## YOUR GOAL
From the entries below, count every line that contains the word "type". Please give the number and nothing else.

## EXTRACTED DATA
================

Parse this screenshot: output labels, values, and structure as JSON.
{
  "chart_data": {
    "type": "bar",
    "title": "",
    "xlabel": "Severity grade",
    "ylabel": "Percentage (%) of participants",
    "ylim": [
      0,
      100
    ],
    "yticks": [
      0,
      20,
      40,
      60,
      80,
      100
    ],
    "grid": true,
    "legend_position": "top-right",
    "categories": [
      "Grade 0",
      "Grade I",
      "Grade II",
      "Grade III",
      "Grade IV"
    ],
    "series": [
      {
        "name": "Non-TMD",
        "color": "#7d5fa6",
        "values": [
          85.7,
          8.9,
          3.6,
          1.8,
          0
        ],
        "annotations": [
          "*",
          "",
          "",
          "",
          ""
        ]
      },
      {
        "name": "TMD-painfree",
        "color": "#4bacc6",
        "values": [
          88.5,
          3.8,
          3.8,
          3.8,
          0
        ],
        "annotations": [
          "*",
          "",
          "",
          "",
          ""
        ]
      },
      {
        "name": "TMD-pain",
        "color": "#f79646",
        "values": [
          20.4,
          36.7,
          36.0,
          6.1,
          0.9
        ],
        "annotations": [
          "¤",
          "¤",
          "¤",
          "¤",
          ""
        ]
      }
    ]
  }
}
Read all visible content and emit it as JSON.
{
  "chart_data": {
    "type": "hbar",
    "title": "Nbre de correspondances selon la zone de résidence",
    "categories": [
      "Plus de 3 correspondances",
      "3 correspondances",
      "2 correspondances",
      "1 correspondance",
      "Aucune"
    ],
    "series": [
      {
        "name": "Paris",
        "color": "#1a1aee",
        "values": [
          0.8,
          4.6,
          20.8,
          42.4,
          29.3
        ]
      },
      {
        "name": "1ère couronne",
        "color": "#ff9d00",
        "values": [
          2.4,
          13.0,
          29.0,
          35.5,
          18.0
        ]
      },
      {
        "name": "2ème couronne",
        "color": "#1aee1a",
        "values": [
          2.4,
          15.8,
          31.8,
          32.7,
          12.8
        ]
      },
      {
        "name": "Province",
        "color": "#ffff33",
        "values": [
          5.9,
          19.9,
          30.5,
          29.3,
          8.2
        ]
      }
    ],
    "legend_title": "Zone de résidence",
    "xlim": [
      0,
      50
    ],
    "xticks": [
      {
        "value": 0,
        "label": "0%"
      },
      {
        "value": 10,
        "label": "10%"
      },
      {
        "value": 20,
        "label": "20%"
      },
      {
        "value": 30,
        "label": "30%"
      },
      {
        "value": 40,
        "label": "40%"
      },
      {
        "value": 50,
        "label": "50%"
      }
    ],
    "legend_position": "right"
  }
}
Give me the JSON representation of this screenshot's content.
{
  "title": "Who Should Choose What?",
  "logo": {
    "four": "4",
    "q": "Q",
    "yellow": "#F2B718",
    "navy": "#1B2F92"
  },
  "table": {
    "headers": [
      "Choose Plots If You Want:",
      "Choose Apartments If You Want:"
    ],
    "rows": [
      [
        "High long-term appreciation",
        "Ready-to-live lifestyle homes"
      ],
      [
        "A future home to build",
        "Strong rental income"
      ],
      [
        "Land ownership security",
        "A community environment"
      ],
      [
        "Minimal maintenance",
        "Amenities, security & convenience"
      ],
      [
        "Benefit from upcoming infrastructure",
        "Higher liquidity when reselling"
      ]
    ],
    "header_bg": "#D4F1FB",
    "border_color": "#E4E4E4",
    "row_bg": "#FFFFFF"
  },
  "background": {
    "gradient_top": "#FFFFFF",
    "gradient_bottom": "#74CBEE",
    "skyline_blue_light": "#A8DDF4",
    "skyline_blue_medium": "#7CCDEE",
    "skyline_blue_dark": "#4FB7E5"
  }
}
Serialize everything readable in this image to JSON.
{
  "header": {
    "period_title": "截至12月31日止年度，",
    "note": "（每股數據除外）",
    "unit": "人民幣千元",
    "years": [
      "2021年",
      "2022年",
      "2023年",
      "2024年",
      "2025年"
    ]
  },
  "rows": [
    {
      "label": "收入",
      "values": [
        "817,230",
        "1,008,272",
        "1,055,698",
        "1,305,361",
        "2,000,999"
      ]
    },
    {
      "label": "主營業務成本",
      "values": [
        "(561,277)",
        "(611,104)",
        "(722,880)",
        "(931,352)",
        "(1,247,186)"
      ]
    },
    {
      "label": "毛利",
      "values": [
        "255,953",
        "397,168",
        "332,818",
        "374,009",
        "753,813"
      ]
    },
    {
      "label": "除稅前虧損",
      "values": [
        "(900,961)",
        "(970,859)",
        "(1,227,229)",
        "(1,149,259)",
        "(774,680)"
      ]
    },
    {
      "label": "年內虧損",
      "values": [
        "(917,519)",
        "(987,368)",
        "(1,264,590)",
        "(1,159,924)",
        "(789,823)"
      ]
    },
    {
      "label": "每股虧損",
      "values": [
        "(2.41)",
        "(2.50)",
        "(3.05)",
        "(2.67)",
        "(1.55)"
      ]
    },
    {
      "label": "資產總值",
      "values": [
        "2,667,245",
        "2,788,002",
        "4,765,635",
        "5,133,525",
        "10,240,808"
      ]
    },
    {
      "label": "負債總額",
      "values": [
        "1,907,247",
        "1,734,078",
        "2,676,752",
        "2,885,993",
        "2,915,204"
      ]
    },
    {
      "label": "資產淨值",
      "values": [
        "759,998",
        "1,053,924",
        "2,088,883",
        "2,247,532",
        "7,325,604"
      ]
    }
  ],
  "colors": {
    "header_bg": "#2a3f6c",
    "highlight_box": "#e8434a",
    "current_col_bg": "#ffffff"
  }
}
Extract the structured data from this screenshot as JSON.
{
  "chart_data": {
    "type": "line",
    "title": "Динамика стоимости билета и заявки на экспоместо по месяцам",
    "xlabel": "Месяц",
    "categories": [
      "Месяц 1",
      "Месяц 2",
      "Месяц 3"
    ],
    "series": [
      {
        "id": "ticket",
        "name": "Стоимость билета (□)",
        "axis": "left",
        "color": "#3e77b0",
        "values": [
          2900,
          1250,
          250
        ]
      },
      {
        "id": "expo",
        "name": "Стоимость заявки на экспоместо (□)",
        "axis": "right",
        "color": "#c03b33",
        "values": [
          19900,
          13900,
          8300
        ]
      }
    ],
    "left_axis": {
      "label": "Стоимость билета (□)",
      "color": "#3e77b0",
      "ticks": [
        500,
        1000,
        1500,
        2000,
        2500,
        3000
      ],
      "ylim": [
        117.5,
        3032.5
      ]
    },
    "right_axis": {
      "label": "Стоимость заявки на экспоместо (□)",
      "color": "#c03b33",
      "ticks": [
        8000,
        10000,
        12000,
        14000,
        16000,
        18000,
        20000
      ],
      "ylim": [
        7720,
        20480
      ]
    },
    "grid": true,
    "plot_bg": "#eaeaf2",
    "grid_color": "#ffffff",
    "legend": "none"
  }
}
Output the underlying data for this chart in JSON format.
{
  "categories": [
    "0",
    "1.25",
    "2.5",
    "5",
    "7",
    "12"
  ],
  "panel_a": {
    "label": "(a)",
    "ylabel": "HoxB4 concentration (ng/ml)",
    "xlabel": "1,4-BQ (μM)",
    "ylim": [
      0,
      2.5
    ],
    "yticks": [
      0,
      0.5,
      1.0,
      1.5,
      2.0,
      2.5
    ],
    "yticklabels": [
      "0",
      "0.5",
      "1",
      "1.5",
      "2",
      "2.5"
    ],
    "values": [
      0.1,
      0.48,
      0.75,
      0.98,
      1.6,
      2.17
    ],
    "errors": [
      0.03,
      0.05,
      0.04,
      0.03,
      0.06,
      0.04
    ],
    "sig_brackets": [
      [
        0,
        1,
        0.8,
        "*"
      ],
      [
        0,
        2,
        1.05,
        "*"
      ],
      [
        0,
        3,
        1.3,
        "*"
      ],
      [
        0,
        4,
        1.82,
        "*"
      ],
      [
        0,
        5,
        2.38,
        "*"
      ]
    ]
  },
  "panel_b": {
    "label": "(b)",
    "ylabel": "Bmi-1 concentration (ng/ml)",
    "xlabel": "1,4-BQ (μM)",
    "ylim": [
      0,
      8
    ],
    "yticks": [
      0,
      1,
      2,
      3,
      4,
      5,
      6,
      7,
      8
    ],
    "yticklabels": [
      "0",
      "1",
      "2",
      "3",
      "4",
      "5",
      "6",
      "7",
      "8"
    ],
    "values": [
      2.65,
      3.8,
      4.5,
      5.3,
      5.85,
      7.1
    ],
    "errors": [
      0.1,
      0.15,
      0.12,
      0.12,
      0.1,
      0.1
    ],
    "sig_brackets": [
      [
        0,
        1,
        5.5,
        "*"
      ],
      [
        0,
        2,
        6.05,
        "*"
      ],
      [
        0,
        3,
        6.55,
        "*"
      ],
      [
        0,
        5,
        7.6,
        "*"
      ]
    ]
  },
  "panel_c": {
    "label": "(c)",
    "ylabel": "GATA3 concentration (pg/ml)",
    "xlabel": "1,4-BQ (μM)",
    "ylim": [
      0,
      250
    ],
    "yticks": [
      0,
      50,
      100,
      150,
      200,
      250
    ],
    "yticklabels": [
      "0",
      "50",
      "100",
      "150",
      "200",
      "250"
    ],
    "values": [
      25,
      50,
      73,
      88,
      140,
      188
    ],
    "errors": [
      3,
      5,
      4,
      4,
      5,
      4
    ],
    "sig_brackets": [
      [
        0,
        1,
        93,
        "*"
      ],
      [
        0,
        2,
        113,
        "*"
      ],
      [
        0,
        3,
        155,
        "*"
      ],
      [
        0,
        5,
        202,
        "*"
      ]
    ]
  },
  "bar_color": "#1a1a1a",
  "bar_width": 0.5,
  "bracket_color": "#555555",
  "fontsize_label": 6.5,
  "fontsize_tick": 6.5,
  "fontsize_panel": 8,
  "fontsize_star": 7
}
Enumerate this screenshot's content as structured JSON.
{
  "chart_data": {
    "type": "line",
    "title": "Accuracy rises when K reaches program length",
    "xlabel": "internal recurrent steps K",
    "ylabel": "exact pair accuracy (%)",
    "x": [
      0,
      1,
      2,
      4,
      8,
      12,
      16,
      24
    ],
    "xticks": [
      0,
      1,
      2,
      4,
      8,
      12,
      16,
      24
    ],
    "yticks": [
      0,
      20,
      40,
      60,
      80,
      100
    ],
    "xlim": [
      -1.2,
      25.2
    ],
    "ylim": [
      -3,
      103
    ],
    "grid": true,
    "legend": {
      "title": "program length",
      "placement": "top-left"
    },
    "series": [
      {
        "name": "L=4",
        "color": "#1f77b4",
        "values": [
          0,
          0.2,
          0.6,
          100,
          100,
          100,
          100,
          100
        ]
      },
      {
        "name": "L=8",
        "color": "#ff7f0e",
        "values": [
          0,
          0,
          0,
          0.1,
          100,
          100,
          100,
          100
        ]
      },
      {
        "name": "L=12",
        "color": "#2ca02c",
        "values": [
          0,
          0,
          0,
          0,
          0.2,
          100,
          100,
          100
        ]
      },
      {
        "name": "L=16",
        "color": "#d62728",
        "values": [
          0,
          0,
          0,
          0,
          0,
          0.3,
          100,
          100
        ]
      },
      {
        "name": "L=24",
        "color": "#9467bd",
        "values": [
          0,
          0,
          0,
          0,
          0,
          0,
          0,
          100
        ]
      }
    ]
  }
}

================

## RIGHT ANSWER
4